Dataset rows about figures

========================================================================

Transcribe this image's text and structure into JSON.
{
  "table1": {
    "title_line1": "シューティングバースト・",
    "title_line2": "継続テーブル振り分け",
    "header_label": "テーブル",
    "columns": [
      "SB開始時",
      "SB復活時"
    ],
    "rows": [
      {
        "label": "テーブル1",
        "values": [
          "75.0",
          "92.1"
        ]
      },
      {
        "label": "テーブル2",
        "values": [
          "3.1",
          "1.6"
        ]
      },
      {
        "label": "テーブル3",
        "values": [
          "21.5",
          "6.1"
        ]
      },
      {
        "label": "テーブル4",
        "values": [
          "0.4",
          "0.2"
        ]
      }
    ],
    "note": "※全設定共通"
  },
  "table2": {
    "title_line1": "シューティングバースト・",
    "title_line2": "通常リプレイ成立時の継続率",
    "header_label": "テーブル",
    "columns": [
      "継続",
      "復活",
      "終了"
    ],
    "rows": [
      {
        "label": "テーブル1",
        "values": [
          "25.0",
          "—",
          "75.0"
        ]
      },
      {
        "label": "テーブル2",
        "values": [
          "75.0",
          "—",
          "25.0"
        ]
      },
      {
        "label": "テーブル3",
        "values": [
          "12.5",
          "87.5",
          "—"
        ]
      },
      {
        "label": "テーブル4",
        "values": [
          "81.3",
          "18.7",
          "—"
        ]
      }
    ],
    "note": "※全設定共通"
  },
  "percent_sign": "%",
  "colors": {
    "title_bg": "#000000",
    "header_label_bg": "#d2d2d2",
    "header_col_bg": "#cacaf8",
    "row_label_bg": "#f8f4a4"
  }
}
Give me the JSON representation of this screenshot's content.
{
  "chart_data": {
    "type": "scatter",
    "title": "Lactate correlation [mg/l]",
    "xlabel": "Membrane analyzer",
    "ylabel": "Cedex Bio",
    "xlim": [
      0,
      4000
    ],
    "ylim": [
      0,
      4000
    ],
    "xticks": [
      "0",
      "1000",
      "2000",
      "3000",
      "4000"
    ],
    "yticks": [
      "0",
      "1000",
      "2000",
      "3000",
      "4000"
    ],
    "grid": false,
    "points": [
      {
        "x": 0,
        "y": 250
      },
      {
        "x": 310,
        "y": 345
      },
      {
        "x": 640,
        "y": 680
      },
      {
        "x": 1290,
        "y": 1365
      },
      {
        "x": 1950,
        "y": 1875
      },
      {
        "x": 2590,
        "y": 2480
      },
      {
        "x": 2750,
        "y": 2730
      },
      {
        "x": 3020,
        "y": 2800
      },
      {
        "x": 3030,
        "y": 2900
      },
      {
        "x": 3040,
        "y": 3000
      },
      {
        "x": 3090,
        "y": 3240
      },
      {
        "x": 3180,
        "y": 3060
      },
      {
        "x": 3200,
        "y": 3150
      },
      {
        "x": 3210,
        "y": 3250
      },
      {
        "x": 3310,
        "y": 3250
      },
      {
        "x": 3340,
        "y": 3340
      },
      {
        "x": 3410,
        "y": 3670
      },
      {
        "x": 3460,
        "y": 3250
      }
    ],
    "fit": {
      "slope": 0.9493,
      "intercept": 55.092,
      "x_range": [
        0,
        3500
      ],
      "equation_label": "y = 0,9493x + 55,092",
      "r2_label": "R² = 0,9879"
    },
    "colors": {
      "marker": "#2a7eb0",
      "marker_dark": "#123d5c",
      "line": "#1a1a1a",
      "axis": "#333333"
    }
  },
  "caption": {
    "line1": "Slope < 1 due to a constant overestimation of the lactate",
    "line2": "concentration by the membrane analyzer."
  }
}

========================================================================

**Given exercise**
Pick out every line with the string "JSON" and copy it.

**The answer**
Transcribe this image's text and structure into JSON.
Give me the JSON representation of this screenshot's content.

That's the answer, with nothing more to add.